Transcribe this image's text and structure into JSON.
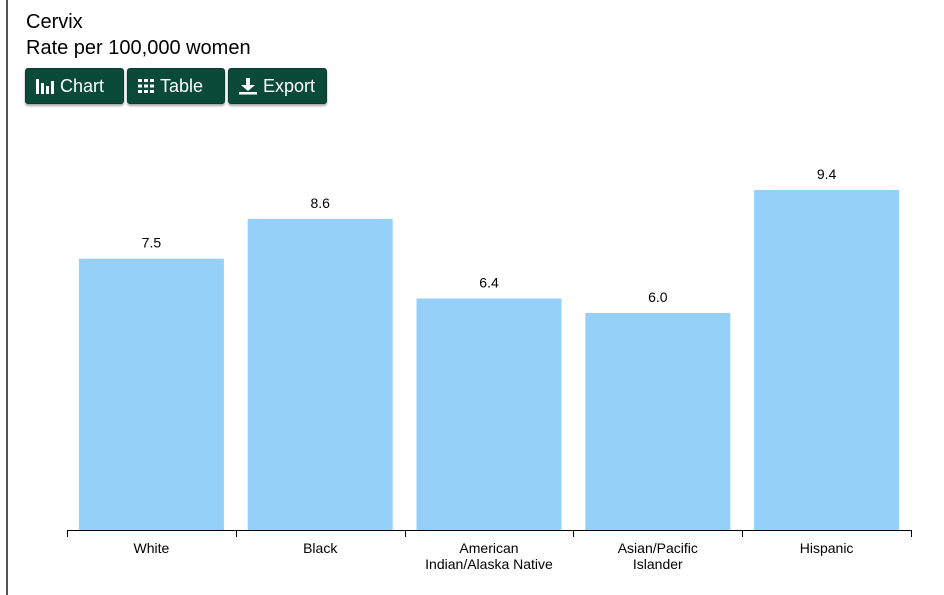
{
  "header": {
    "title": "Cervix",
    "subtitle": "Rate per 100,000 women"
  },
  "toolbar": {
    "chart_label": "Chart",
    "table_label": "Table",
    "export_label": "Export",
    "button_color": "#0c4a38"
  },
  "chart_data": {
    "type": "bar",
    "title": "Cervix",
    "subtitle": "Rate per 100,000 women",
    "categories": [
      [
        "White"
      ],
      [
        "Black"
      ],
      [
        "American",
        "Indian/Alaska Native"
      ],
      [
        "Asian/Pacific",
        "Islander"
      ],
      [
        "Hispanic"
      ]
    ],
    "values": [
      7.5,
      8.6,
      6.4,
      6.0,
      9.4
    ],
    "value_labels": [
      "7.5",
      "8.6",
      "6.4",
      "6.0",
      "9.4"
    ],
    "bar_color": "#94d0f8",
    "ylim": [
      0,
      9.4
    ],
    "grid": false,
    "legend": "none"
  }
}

+++++

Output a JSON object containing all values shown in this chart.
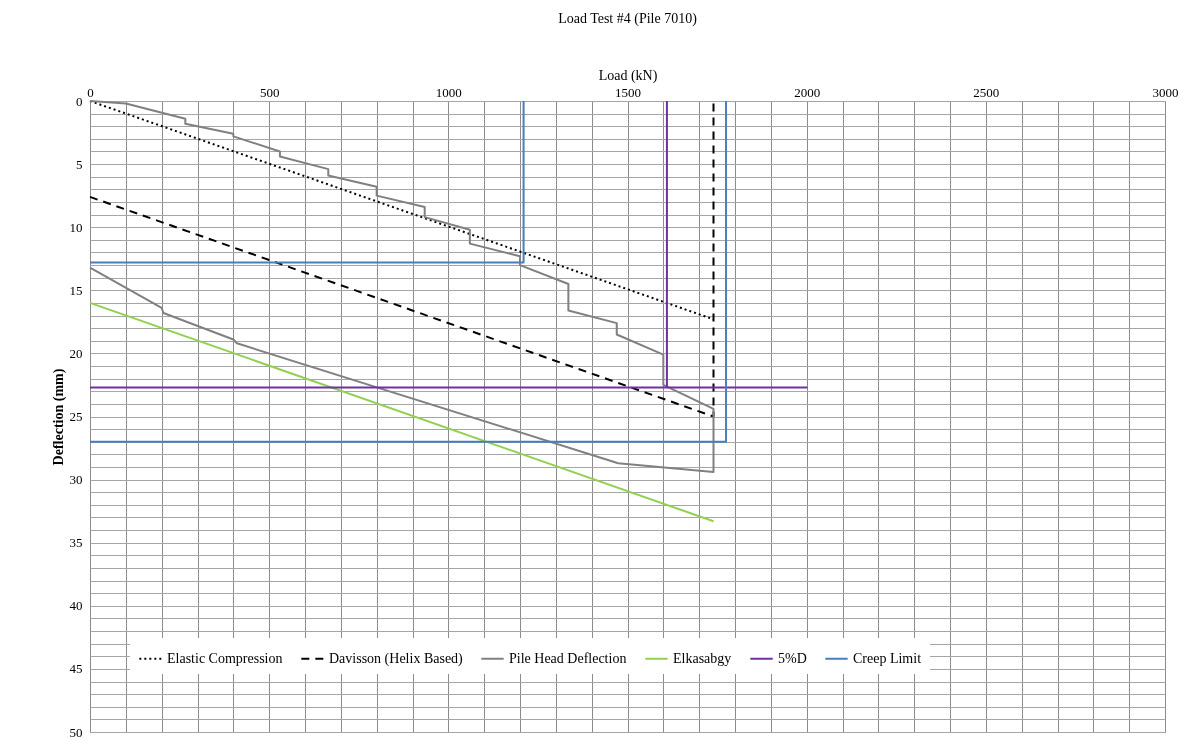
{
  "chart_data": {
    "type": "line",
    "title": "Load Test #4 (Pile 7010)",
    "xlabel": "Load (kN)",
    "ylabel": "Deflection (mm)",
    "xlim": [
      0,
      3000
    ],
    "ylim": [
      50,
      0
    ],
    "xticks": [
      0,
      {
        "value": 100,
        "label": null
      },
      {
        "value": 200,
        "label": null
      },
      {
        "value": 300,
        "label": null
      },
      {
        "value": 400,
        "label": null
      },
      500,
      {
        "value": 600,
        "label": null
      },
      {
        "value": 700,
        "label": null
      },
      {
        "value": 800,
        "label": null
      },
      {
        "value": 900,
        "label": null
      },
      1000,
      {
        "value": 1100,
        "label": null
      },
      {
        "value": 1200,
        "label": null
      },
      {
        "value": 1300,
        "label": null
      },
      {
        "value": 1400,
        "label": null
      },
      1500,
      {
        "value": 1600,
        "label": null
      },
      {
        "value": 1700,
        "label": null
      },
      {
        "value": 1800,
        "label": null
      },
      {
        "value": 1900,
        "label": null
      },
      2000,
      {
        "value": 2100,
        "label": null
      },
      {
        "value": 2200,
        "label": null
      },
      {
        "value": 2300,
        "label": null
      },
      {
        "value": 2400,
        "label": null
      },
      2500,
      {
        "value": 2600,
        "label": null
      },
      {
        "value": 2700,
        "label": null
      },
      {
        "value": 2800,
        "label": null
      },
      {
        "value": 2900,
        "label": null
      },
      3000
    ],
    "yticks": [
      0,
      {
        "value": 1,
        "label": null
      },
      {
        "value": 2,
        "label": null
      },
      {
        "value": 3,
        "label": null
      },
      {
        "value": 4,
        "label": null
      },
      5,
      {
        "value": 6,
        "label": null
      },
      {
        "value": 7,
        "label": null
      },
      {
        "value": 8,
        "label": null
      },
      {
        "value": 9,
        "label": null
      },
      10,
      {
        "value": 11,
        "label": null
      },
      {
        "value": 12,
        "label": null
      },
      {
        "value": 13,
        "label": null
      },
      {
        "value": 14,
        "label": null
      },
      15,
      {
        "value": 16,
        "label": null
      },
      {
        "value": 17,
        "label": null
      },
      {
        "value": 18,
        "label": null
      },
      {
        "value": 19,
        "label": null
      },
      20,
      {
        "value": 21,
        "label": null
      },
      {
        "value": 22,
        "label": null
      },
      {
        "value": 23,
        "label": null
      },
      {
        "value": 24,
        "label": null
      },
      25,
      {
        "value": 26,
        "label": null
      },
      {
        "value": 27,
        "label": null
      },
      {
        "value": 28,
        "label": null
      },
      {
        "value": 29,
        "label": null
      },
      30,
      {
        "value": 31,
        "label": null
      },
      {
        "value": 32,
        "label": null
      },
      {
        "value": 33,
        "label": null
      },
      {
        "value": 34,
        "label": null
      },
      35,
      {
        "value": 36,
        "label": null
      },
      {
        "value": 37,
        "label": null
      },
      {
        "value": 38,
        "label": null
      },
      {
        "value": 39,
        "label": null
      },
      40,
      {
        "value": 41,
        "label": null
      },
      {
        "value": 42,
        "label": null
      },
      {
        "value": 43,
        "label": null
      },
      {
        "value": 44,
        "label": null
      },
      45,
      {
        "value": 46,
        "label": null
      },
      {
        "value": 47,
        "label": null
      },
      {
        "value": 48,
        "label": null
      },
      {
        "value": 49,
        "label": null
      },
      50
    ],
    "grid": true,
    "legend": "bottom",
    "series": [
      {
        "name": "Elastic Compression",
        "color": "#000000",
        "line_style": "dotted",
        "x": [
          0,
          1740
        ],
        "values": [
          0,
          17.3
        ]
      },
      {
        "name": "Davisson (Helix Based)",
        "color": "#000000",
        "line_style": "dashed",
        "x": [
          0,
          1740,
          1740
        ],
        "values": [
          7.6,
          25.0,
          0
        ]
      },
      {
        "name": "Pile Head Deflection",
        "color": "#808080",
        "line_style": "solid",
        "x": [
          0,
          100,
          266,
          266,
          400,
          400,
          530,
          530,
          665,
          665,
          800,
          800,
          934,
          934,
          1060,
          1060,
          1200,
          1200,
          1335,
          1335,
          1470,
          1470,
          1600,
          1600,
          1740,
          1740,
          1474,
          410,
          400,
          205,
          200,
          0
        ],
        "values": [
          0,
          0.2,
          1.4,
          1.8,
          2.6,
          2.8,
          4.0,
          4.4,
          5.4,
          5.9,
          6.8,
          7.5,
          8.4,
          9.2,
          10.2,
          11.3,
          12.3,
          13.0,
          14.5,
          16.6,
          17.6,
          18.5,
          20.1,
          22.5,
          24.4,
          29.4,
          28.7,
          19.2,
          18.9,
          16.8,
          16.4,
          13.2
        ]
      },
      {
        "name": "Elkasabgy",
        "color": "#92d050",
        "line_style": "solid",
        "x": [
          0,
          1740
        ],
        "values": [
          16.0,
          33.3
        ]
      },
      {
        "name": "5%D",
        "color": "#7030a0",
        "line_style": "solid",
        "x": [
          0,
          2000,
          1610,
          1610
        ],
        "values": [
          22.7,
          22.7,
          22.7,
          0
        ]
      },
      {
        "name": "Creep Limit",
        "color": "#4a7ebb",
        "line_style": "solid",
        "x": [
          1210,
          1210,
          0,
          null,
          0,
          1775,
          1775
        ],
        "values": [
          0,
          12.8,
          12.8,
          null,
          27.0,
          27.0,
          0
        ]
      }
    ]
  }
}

+++++

Problem details :: Identify each line in the records above that contains the word "Rate", and copy it out in full.

Finished exercise ::
    "subtitle": "Rate per 100,000 women"
    "subtitle": "Rate per 100,000 women",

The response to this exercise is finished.